*Document*:
◇ ◇ ◇ ◇ ◇

Si le régime de la Première République s'est caractérisé au début par de réels comportements démocratiques, très vite en revanche son ouverture et son dynamisme ont disparu. Les pouvoirs se sont concentrés entre les mains du " groupe de Bururi ", un petit groupe de politiciens du sud du pays, réunis autour du Président. Les clivages, ethniques, régionaux et politiques, se sont approfondis dans la société.
Les " événements " de 1972. Dans les dix années du régime Micombero, la question ethnique n'a cessé de s'amplifier, les élites tutsi vivant dans la psychose d'une mobilisation hutu sur le modèle rwandais, et les Hutu, victimes de plusieurs épisodes de répression depuis 1962-1965, craignant d'être la cible des Tutsi.
En avril 1972, à la suite d'une insurrection au cours de laquelle des Tutsi sont assassinés, commence le plus terrible massacre de l'histoire burundaise. L'armée, dirigée par des officiers souvent tutsi et appuyée par les JRR du parti Uprona, tue en quelques semaines plusieurs dizaines de milliers de Hutu (jusqu'à 200 000 selon les sources). Ces massacres, pudiquement appelés les " événements " (en kirundi, ikiza, " le fléau "), ont été ensuite complètement occultés par le pouvoir, alors qu'ils ont déterminé l'histoire nationale. Non reconnus, ils ont alimenté la rancoeur des Hutu, durablement exclus des sphères du pouvoir et de l'administration du pays, comme des fonctions dirigeantes au sein de l'armée.
Le 1er novembre 1976, un nouveau coup d'Etat porte au pouvoir Jean-Baptiste Bagaza, un autre militaire tutsi originaire du sud du pays. La IIe République du Burundi est proclamée.
La période d'ouverture. Le régime Bagaza est d'abord marqué par des efforts dans les domaines économiques et sociaux. L'Etat lance une politique de grands travaux (routes, centrales électriques), crée des entreprises publiques et des organismes parapublics pour le développement économique, supprime définitivement le bugererwa, un contrat agricole très défavorable pour les cultivateurs.
En novembre 1981, le Président promulgue une nouvelle constitution qui prévoit la séparation des pouvoirs. Une nouvelle assemblée nationale est élue en octobre 1982. Mais le parti unique Uprona est omniprésent et les députés sont élus ou cooptés sur des listes de candidats établies avec l'aval de ses dirigeants. Par ailleurs, le président Bagaza dispose de pouvoirs étendus. En fait, le régime dérive déjà vers une reconcentration des pouvoirs entre les mains du président et de ses proches du sud du pays.

◇ ◇ ◇ ◇ ◇

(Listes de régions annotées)

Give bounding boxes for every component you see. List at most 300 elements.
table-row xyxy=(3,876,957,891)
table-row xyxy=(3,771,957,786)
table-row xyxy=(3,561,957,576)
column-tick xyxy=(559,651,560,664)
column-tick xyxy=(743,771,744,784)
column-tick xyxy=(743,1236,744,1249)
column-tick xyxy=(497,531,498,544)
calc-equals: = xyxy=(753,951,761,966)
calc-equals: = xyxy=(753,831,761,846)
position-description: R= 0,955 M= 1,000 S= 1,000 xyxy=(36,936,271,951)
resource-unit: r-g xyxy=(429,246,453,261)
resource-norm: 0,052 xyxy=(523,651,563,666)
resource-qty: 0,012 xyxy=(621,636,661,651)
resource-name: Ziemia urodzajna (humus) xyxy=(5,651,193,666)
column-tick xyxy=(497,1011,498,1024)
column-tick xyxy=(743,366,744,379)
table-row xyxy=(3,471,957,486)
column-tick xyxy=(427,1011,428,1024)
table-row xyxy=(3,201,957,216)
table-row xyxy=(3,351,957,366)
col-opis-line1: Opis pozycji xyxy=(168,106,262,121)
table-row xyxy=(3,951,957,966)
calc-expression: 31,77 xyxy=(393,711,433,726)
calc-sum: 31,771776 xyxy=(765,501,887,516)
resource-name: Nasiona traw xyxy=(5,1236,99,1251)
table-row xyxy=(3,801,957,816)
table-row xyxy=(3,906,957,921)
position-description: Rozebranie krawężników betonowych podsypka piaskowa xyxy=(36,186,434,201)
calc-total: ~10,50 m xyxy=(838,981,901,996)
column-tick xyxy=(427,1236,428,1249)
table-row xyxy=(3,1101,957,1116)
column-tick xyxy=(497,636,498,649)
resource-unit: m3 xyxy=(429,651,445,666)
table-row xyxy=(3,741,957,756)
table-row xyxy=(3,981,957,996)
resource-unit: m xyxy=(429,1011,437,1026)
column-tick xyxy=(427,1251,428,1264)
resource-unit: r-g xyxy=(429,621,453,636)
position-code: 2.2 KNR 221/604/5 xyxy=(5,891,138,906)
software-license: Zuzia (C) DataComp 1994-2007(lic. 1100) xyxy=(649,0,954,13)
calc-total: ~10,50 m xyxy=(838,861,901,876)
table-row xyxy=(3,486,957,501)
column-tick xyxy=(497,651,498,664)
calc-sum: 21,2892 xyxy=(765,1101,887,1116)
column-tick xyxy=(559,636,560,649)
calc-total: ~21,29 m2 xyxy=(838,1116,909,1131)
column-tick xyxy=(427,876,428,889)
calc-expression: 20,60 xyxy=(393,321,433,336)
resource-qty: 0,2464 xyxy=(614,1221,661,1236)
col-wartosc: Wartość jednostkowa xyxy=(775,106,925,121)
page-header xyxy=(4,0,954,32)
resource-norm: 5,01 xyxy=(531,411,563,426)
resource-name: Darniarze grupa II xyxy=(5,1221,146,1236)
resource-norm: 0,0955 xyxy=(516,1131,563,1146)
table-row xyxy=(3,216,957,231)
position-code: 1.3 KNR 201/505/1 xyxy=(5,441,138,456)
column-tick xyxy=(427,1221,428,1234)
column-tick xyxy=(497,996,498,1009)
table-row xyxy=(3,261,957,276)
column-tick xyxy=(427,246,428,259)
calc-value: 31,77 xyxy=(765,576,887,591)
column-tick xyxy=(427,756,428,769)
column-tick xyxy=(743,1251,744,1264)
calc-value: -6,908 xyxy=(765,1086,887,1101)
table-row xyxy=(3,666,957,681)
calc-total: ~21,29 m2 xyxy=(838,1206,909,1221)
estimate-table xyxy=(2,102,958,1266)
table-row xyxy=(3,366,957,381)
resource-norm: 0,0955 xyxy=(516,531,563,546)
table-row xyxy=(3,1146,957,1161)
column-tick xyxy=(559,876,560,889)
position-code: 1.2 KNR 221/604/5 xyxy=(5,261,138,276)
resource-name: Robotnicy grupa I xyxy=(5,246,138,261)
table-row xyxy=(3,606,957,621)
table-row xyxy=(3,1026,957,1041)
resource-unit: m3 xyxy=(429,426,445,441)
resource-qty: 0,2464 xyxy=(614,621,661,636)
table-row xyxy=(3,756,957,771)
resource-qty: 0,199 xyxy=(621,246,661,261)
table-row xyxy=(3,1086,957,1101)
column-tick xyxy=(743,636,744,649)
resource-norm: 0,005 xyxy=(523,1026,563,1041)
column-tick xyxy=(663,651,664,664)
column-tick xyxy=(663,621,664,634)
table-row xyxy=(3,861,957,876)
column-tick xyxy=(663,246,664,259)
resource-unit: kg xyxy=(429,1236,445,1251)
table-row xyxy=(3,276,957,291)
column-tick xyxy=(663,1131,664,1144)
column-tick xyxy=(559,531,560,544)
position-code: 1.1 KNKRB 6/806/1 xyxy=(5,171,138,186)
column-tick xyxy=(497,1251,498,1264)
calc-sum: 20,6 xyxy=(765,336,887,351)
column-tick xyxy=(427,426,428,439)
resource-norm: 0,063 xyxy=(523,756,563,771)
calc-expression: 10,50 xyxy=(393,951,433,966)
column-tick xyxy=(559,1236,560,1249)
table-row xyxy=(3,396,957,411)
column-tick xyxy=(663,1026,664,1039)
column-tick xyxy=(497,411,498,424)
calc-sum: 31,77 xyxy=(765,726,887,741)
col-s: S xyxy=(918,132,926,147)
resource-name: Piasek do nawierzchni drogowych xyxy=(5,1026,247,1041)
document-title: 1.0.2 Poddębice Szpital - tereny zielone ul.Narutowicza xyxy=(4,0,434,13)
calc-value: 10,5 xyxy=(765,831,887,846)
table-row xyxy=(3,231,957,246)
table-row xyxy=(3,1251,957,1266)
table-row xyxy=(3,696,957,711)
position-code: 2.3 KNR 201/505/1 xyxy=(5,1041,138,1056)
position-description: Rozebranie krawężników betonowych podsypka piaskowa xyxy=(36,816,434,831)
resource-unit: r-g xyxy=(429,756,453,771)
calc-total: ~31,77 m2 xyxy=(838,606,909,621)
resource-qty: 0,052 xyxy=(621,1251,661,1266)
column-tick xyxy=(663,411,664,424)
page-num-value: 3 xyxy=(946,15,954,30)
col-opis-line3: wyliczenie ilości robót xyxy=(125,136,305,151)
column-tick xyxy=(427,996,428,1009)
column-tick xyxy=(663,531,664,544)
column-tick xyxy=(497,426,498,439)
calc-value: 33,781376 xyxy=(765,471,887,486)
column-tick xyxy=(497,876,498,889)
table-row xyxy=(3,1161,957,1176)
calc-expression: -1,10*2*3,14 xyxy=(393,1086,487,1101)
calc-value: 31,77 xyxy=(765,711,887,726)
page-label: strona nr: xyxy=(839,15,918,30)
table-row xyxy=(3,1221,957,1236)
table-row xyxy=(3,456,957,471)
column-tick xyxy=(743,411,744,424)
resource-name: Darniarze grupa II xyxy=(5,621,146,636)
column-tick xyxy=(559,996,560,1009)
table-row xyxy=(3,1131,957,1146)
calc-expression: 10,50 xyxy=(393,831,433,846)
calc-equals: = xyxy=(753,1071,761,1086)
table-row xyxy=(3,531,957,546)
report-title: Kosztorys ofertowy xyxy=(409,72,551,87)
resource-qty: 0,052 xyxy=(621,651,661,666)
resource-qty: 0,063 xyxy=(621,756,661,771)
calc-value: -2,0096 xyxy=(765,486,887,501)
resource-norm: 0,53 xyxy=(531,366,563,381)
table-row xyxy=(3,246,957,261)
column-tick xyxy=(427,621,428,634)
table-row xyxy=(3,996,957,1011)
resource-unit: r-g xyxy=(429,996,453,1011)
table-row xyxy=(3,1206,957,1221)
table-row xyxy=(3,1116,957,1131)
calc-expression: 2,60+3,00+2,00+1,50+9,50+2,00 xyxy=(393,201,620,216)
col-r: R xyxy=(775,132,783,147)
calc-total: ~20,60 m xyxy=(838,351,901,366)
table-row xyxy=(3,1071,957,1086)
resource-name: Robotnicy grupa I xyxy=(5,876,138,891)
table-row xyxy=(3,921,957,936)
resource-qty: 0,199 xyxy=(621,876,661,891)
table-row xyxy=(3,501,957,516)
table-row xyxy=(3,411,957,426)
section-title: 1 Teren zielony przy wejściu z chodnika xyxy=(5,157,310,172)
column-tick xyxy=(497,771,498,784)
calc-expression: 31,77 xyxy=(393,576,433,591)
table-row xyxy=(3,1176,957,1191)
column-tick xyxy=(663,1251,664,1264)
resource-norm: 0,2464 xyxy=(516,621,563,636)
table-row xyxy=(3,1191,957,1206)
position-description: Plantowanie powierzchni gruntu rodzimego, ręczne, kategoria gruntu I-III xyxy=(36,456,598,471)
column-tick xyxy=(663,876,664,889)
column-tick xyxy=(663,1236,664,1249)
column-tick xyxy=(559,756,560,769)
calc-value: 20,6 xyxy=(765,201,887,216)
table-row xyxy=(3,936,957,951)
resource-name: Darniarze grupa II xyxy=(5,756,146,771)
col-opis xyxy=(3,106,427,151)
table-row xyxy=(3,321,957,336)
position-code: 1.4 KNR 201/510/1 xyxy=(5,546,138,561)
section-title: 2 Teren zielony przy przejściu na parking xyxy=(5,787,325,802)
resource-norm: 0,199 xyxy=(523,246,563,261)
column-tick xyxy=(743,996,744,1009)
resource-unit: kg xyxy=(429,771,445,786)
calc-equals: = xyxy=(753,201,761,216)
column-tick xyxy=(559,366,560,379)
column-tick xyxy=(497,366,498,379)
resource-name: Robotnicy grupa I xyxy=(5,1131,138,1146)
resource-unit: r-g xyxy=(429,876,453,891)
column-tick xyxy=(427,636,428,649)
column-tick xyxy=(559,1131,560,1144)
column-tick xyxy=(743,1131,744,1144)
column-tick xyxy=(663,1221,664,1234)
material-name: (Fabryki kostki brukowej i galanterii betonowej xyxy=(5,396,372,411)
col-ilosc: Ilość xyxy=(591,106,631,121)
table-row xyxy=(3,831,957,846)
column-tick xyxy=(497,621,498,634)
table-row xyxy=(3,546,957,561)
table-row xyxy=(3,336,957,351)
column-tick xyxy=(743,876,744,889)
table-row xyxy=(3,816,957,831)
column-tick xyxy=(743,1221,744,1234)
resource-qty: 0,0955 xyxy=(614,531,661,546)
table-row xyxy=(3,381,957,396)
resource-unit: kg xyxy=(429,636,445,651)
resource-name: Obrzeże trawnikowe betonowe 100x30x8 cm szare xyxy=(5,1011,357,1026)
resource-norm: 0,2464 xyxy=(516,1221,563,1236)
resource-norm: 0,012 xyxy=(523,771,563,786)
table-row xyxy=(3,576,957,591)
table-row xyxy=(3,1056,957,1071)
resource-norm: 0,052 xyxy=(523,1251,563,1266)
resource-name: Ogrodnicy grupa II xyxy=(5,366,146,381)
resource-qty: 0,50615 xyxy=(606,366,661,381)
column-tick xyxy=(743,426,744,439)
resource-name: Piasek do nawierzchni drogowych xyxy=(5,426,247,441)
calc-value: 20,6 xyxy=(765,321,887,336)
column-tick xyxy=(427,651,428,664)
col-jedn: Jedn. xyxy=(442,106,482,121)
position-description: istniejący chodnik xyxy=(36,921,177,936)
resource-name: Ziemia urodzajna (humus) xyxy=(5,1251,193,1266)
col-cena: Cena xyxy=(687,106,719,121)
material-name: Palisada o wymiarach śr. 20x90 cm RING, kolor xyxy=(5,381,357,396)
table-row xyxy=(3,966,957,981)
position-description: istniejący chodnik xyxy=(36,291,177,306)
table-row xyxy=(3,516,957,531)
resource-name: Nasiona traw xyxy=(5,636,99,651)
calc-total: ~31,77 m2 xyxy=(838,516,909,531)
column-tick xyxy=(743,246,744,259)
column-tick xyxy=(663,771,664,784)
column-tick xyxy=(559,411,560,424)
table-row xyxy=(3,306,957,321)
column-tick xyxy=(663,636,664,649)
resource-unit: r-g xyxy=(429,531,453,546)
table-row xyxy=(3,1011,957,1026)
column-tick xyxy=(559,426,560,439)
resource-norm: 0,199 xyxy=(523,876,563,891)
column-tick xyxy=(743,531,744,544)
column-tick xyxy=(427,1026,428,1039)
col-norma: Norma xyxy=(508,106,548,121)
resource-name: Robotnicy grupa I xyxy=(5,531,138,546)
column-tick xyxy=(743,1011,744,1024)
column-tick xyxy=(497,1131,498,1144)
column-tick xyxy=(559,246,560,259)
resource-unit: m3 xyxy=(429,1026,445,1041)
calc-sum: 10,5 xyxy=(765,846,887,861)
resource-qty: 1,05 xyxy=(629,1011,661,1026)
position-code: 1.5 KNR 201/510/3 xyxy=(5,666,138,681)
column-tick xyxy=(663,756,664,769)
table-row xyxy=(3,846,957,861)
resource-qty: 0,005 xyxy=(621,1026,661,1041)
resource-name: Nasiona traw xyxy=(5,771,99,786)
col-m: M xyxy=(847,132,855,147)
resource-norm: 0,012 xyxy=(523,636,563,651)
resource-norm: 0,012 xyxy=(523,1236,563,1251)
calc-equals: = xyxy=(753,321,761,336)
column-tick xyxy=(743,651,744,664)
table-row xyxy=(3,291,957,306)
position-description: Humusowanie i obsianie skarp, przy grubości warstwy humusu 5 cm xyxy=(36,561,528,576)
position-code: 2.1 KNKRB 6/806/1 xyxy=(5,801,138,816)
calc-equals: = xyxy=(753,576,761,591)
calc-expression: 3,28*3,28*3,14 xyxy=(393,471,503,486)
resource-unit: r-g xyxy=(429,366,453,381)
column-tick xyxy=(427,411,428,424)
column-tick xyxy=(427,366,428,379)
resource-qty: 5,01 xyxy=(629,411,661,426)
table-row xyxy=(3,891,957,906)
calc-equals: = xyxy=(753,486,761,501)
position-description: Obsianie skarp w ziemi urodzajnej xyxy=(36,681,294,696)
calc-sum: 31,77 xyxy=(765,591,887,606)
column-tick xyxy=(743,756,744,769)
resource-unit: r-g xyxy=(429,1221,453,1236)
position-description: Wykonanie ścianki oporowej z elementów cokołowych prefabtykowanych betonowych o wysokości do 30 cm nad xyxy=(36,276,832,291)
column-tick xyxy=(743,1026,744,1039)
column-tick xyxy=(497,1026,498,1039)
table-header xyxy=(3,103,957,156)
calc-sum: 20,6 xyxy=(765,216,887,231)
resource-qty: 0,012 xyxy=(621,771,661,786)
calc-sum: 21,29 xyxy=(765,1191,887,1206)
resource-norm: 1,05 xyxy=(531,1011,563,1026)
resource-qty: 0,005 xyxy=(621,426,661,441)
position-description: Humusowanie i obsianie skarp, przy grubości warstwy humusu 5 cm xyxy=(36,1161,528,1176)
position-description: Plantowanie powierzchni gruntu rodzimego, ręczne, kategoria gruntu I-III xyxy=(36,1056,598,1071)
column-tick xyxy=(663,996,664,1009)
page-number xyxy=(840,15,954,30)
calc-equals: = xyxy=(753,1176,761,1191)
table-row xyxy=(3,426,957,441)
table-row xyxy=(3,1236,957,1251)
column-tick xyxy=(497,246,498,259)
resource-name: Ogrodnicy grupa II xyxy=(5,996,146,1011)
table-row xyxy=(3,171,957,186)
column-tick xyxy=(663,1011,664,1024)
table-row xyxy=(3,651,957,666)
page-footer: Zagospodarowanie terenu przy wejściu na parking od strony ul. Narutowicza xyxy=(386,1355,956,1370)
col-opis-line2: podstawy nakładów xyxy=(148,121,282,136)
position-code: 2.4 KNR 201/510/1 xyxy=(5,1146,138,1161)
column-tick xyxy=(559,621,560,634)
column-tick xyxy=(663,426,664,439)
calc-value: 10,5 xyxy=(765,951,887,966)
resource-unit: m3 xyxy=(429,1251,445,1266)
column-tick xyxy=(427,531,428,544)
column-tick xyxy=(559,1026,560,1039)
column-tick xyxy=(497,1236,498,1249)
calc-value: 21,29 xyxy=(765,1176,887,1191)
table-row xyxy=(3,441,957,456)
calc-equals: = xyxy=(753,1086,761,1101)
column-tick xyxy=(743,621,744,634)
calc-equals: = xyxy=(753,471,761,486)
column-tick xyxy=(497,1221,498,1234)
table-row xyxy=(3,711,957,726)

◇ ◇ ◇ ◇ ◇

*Tâche demandée 1*:
Répondez à ces questions sur le texte consacré à l'histoire du Burundi :
(a) À quelle date un nouveau coup d'État porte-t-il Jean-Baptiste Bagaza au pouvoir ?
(b) Quel mot kirundi désigne les massacres de 1972 ?
(c) Quel contrat agricole le régime Bagaza supprime-t-il définitivement ?
*Tâche demandée 2*: Rédigez la suite du texte sur l'histoire du Burundi, après sa dernière phrase.

*Réponse 1*:
(a) Le 1er novembre 1976.
(b) Ikiza, c'est-à-dire « le fléau ».
(c) Le bugererwa.

*Réponse 2*:
Le durcissement du régime est manifeste à partir de 1982, avec un accroissement des pouvoirs présidentiels et la restriction des libertés. La classe politique s'enfonce dans l'affairisme et les divisions à caractère régional, clanique ou ethnique. L'autoritarisme met à mal la liberté d'expression, tandis qu'il aggrave les méfiances entre les différentes catégories de la population. Le durcissement est flagrant : les années 1980 sont l'époque de la Sûreté toute puissante et de ses " sûretards ".
Par ailleurs, une grave crise intervient entre l'Etat et l'Eglise. Dans un pays où les deux-tiers environ des habitants sont de fervents chrétiens, l'Eglise constitue une puissance concurrente, que le pouvoir entend désarmer. Plusieurs mesures restreignent la liberté de culte à partir de 1979 : les réunions des communautés de base appelées sahwanya sont limitées, les cérémonies sont interdites en semaine, le périodique chrétien Ndongozi est suspendu, les centres d'alphabétisation sont fermés, des prêtres sont incarcérés et des centaines de missionnaires étrangers sont expulsés... Sans en être la cause unique, cette montée des tensions autour de la pratique religieuse joue un rôle dans le renversement du président Bagaza en 1987.
Alors qu'il se trouve à Québec, Bagaza est renversé le 3 septembre 1987 par l'un de ses proches, le major Pierre Buyoya, dans un coup d'état sans effusion de sang. Buyoya est, comme ses prédécesseurs, un Tutsi hima originaire de la région de Bururi. Il préside le nouveau Comité militaire de salut national et renoue le dialogue avec l'Eglise en levant la plupart des mesures édictées par le régime précédent. La normalisation des activités de la Sûreté ramène aussi une certaine liberté. Par ailleurs, Buyoya tente de lutter contre la corruption, et il renoue avec les états voisins et les organismes internationaux que le régime bagaziste avait éloignés. De graves troubles dans le nord du pays le conduisent à accélérer le rythme des réformes.
Les massacres de Ntega et Marangara. Les tueries perpétrées en 1988 constituent la troisième épreuve majeure vécue par les Burundais depuis leur indépendance. Le 14 août, des Hutu se soulèvent dans le nord du pays (communes de Ntega et Marangara, frontalières du Rwanda), massacrant des centaines de Tutsi. L'armée se livre à une répression aveugle, tuant entre 5 000 et 20 000 Hutu selon les sources. 45 000 Hutu se réfugient au Rwanda voisin.
Le Président entreprend alors des réformes. Il nomme un gouvernement ethniquement mixte à la tête duquel il place un Premier ministre hutu, Adrien Sibomana, et incorpore un plus grand nombre de cadres hutu dans l'administration publique. Il favorise le recrutement de hutu parmi les soldats du rang, et en fait accepter dans les écoles d'officiers. Par ailleurs, il entame un rapatriement des réfugiés (de 1972 et de 1988). Surtout, il rompt avec le tabou pesant sur la question ethnique et lance sa politique " d'unité ".
La politique d'unité. Partout en Afrique et dans le monde, un vent de démocratisation souffle au début des années 1990. La situation au Burundi s'inscrit dans cette évolution globale.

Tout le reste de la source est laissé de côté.